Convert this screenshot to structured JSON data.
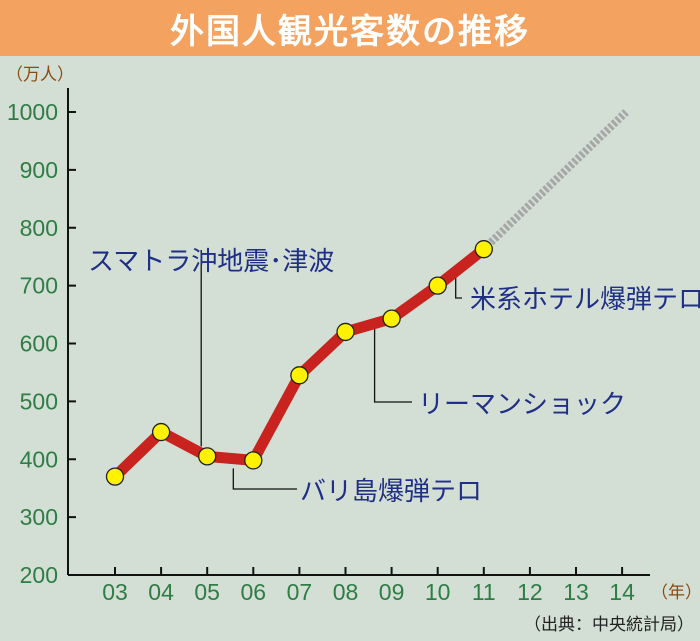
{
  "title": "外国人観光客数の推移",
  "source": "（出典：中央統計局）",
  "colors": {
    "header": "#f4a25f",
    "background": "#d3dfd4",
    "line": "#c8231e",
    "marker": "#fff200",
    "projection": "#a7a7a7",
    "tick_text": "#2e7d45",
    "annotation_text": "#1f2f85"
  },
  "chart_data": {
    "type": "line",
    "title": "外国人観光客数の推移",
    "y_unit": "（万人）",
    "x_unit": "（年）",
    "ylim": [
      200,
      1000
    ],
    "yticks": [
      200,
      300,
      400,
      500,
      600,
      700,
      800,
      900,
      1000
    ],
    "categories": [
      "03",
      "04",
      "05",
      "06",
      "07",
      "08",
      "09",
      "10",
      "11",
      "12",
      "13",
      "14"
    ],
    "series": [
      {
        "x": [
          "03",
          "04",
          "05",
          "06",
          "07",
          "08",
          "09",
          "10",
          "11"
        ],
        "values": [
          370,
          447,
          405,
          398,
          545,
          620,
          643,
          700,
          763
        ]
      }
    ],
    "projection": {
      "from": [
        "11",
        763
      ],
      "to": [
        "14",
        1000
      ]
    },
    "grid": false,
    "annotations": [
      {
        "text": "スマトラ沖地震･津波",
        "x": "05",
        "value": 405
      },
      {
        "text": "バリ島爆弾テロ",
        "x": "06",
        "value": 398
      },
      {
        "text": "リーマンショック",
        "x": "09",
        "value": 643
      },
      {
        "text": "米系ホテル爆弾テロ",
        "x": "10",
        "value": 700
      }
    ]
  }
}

:: WHAT IS ASKED ::
Set the entries down again exactly. Do not include the images.

:: WORKED ANSWER ::
Convert this screenshot to structured JSON data.
{
  "title": "外国人観光客数の推移",
  "source": "（出典：中央統計局）",
  "colors": {
    "header": "#f4a25f",
    "background": "#d3dfd4",
    "line": "#c8231e",
    "marker": "#fff200",
    "projection": "#a7a7a7",
    "tick_text": "#2e7d45",
    "annotation_text": "#1f2f85"
  },
  "chart_data": {
    "type": "line",
    "title": "外国人観光客数の推移",
    "y_unit": "（万人）",
    "x_unit": "（年）",
    "ylim": [
      200,
      1000
    ],
    "yticks": [
      200,
      300,
      400,
      500,
      600,
      700,
      800,
      900,
      1000
    ],
    "categories": [
      "03",
      "04",
      "05",
      "06",
      "07",
      "08",
      "09",
      "10",
      "11",
      "12",
      "13",
      "14"
    ],
    "series": [
      {
        "x": [
          "03",
          "04",
          "05",
          "06",
          "07",
          "08",
          "09",
          "10",
          "11"
        ],
        "values": [
          370,
          447,
          405,
          398,
          545,
          620,
          643,
          700,
          763
        ]
      }
    ],
    "projection": {
      "from": [
        "11",
        763
      ],
      "to": [
        "14",
        1000
      ]
    },
    "grid": false,
    "annotations": [
      {
        "text": "スマトラ沖地震･津波",
        "x": "05",
        "value": 405
      },
      {
        "text": "バリ島爆弾テロ",
        "x": "06",
        "value": 398
      },
      {
        "text": "リーマンショック",
        "x": "09",
        "value": 643
      },
      {
        "text": "米系ホテル爆弾テロ",
        "x": "10",
        "value": 700
      }
    ]
  }
}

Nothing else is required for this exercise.